## begin PROVIDED DATA

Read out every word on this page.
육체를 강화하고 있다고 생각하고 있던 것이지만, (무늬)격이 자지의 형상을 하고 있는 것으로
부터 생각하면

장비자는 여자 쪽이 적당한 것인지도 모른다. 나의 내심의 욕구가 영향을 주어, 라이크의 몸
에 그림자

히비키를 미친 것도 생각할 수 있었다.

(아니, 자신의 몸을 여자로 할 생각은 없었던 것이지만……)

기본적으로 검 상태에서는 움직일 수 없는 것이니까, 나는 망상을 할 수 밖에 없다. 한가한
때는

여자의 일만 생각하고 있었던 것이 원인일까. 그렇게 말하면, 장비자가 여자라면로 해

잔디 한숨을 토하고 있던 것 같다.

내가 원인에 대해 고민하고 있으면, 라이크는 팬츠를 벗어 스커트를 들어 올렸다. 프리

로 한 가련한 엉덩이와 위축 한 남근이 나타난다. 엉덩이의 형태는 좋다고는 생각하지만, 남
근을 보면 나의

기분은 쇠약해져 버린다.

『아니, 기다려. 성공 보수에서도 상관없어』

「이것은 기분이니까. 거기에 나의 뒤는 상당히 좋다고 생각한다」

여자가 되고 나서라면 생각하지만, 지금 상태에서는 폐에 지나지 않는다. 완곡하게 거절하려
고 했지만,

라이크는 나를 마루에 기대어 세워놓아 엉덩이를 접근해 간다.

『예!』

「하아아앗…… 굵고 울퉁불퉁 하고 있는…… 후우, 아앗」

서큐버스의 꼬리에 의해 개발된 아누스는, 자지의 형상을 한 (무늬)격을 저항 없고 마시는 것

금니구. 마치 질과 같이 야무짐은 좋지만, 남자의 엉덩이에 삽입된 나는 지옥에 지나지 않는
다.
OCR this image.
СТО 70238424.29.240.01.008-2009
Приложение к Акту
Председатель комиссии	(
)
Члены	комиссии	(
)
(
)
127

## end PROVIDED DATA

**PROBLEM TO SOLVE:** Only a number is wanted: how many lines contain the word "것이지만"?

**THE ANSWER:** 2